▸ Your instructions:
Every line of the data that contains the string "from" must be copied.

▸ Records shown:
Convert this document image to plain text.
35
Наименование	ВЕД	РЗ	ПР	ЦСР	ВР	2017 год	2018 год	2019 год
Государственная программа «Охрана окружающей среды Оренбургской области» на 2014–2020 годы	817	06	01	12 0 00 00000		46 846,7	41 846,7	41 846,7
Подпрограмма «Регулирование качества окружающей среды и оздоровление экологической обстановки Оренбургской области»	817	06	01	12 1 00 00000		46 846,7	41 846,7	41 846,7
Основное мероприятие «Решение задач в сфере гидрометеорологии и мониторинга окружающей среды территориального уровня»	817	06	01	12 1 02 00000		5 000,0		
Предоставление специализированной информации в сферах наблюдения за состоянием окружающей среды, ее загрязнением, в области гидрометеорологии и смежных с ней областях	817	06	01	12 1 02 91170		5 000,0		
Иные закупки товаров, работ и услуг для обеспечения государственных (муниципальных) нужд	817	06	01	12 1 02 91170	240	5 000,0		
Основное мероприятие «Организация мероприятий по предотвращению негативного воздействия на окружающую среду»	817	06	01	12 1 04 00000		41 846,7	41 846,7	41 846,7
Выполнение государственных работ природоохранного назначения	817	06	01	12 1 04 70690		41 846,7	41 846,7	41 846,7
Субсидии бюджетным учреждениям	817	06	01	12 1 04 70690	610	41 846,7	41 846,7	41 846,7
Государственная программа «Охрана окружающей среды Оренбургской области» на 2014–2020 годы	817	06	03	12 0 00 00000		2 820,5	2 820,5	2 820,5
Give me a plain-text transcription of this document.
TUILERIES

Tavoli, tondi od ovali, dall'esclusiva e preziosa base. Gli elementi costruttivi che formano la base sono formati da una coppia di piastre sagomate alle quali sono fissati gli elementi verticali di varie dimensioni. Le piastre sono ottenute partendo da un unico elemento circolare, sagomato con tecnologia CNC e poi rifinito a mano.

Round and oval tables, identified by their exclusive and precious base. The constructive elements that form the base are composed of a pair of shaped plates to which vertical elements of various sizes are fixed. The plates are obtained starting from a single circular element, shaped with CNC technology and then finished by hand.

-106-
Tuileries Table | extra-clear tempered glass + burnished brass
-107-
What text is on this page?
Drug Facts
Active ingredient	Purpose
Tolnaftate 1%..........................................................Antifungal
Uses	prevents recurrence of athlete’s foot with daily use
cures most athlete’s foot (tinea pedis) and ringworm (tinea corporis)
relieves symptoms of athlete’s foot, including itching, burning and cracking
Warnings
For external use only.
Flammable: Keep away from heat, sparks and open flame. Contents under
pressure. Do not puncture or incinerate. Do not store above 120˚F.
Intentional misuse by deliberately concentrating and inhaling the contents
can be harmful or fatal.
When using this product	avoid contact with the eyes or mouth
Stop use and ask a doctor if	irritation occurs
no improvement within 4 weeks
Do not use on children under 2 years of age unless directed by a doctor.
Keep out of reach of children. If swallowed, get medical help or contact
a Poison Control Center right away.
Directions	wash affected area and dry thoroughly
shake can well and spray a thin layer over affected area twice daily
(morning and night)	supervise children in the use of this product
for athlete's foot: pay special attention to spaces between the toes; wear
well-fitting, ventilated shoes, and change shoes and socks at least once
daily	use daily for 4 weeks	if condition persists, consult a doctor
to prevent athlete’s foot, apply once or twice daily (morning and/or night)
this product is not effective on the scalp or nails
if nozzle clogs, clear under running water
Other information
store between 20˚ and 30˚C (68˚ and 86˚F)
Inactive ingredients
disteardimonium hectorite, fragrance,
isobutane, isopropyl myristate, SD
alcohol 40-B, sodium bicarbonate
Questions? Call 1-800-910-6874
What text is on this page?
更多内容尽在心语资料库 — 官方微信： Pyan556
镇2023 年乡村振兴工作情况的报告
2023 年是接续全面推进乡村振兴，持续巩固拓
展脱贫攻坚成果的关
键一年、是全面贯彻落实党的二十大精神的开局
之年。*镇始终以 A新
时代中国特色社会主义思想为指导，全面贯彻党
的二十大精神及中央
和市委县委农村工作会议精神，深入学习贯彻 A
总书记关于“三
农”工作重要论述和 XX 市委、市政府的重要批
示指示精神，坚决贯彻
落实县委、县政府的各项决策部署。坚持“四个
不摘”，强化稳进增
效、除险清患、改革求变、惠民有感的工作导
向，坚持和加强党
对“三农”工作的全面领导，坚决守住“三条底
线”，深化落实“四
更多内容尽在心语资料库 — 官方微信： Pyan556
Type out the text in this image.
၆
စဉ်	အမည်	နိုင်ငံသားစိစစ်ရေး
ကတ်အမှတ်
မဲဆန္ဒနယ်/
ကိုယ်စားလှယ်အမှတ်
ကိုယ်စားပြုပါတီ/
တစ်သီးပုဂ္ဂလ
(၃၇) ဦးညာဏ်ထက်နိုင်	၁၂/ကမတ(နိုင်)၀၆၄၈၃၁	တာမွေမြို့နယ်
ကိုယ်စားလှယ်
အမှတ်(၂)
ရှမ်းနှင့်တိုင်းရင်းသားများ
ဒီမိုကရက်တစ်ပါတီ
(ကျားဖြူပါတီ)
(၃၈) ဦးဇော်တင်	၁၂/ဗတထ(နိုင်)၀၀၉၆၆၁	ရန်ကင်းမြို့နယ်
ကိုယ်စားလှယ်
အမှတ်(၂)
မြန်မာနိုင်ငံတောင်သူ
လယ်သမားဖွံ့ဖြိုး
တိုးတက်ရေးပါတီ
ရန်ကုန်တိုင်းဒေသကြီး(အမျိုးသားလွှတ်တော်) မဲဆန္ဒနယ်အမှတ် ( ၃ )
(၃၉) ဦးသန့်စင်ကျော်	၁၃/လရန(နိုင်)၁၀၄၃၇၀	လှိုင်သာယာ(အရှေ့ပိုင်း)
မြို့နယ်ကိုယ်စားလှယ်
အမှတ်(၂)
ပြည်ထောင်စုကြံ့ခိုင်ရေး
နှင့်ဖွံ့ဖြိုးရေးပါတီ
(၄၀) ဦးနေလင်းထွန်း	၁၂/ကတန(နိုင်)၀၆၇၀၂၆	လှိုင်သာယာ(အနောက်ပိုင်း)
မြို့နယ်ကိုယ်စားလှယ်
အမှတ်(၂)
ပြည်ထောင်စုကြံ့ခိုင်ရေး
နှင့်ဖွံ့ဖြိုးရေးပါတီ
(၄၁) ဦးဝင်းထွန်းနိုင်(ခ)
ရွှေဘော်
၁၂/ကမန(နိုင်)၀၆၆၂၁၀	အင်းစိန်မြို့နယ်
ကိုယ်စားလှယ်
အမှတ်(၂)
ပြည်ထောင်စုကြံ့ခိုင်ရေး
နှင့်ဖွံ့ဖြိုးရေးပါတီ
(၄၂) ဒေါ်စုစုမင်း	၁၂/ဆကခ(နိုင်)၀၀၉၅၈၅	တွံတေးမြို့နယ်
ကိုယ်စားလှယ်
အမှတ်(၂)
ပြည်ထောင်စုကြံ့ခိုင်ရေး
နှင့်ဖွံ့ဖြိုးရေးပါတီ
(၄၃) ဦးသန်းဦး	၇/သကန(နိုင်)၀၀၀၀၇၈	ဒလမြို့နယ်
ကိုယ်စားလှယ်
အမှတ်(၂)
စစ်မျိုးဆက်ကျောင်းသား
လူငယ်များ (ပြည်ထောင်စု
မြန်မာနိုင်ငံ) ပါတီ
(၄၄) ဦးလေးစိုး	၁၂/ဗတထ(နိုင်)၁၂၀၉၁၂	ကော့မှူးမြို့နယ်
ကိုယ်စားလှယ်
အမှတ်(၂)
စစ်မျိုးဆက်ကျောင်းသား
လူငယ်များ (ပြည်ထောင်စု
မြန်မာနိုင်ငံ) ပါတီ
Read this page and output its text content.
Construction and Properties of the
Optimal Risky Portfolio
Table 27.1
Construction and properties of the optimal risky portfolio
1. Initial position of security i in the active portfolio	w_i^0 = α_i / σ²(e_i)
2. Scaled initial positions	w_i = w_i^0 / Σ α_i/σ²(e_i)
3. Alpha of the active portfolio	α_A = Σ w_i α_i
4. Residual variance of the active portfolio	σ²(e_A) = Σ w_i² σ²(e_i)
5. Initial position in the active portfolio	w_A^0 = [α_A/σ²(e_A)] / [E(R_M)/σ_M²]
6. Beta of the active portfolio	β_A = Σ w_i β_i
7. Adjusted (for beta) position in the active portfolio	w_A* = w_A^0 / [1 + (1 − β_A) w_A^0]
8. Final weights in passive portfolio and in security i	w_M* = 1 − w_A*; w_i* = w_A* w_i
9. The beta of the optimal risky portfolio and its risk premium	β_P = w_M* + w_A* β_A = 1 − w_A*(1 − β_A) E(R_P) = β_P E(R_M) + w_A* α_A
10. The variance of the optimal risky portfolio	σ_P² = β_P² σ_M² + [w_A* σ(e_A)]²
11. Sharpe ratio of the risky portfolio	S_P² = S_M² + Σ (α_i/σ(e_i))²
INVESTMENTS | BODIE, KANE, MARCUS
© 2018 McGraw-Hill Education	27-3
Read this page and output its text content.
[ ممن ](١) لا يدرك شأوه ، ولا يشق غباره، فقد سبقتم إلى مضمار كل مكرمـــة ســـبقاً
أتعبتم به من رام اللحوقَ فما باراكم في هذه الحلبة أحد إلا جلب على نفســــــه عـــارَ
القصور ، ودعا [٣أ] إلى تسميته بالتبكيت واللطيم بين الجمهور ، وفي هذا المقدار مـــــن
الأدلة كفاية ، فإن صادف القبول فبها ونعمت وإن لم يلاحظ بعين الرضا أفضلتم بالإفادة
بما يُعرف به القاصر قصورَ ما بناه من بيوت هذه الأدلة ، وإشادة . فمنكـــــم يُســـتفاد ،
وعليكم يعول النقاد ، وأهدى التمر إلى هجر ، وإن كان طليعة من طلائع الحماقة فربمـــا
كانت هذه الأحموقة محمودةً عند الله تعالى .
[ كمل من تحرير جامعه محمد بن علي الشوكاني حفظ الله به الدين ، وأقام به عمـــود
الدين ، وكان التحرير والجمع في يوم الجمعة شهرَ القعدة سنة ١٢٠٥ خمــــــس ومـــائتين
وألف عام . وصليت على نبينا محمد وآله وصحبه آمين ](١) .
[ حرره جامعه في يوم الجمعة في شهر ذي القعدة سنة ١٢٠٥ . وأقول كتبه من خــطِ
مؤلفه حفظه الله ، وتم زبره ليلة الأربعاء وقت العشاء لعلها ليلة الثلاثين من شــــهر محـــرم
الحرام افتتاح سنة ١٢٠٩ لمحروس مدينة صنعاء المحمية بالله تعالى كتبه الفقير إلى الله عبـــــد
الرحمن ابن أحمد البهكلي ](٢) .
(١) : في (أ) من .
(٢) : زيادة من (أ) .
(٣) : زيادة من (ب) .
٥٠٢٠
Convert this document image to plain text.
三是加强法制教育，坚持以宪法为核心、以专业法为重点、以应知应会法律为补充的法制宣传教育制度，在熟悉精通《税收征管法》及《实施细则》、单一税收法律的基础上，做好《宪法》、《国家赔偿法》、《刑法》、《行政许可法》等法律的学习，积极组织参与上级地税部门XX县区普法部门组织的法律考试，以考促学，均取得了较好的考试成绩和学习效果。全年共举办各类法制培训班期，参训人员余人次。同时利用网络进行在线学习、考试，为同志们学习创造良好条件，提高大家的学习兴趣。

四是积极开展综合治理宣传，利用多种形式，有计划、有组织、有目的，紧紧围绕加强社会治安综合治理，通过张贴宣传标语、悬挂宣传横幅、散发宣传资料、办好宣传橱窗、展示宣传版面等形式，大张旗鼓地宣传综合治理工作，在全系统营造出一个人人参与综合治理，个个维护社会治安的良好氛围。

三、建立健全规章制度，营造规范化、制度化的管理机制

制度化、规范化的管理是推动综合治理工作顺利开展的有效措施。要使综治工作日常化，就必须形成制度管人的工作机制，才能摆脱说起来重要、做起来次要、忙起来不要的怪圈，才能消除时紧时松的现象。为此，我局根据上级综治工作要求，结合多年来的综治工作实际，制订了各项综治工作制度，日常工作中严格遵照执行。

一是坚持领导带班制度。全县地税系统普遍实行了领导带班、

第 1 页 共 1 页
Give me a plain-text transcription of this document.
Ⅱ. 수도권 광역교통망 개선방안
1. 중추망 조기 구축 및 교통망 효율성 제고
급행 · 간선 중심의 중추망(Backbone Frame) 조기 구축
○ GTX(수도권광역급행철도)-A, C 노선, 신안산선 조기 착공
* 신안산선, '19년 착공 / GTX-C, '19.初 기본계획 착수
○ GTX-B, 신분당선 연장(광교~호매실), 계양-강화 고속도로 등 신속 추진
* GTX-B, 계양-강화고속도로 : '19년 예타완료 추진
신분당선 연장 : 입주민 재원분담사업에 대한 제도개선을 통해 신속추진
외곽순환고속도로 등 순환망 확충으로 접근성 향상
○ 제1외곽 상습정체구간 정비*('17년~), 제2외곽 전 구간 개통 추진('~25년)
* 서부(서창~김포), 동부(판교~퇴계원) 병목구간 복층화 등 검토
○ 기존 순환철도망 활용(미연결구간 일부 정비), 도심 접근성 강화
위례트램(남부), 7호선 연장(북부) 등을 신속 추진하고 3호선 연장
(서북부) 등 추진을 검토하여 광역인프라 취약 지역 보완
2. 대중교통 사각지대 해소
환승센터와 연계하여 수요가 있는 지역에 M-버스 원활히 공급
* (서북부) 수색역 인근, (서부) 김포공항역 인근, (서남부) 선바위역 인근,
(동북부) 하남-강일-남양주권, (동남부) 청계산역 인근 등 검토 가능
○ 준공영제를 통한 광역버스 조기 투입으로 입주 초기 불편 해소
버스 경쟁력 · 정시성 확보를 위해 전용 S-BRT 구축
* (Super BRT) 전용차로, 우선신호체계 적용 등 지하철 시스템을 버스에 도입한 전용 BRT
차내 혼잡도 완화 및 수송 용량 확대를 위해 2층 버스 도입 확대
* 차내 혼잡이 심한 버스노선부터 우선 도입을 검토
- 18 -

▸ Result of this task:
Round and oval tables, identified by their exclusive and precious base. The constructive elements that form the base are composed of a pair of shaped plates to which vertical elements of various sizes are fixed. The plates are obtained starting from a single circular element, shaped with CNC technology and then finished by hand.
Flammable: Keep away from heat, sparks and open flame. Contents under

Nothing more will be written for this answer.